* begin Given information *

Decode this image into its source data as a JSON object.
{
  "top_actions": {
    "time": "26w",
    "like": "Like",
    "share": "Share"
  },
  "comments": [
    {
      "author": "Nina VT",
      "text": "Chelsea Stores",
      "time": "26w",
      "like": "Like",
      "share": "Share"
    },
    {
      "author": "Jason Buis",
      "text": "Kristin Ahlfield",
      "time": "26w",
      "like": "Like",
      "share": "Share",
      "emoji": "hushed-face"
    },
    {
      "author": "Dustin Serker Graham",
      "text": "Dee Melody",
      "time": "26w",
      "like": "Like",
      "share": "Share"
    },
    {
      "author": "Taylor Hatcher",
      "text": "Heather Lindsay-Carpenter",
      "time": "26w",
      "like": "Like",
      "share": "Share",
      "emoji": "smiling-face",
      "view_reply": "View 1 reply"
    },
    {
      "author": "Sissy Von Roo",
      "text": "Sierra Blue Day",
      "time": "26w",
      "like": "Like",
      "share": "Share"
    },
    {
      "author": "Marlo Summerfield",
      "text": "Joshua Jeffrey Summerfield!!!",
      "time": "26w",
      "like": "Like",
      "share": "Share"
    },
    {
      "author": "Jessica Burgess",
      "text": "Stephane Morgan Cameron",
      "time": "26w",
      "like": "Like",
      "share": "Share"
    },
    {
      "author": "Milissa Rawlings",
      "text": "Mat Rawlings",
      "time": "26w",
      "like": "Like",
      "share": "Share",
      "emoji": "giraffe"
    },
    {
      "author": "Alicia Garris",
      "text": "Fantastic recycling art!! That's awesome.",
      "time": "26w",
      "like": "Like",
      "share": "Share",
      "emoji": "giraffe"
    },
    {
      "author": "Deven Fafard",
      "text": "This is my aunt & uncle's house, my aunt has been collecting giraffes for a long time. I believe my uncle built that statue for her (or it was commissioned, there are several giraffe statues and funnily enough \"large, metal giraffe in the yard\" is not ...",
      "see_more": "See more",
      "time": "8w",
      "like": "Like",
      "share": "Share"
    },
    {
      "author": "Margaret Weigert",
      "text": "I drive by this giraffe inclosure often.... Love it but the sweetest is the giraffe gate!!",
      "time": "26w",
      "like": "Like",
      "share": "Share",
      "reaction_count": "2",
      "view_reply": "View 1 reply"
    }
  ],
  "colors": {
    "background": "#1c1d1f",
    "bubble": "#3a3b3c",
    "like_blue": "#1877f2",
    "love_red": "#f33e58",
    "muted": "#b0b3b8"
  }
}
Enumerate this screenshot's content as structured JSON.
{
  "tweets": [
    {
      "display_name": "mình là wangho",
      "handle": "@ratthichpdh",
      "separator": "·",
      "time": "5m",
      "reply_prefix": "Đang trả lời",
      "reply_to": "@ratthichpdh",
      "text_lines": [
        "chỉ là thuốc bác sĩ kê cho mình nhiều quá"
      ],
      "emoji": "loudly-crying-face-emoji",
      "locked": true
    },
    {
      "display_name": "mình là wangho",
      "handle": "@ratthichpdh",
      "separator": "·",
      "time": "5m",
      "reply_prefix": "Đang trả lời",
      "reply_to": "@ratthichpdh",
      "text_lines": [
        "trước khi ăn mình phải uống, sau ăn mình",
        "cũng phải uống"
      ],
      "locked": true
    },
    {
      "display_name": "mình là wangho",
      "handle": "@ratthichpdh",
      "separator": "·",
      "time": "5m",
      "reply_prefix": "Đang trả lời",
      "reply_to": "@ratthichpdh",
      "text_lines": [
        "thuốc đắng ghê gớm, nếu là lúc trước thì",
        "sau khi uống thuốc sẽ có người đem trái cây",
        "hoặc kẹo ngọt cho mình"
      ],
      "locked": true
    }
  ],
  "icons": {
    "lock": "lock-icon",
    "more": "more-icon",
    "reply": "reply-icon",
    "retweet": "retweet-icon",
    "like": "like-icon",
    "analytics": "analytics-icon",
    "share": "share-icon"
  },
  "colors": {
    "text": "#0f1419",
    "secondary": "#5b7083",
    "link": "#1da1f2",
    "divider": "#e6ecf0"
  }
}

* end Given information *

[Problem details]:
Say how many lines in this material hold "Rawlings", and say nothing else.

[Problem solution]:
2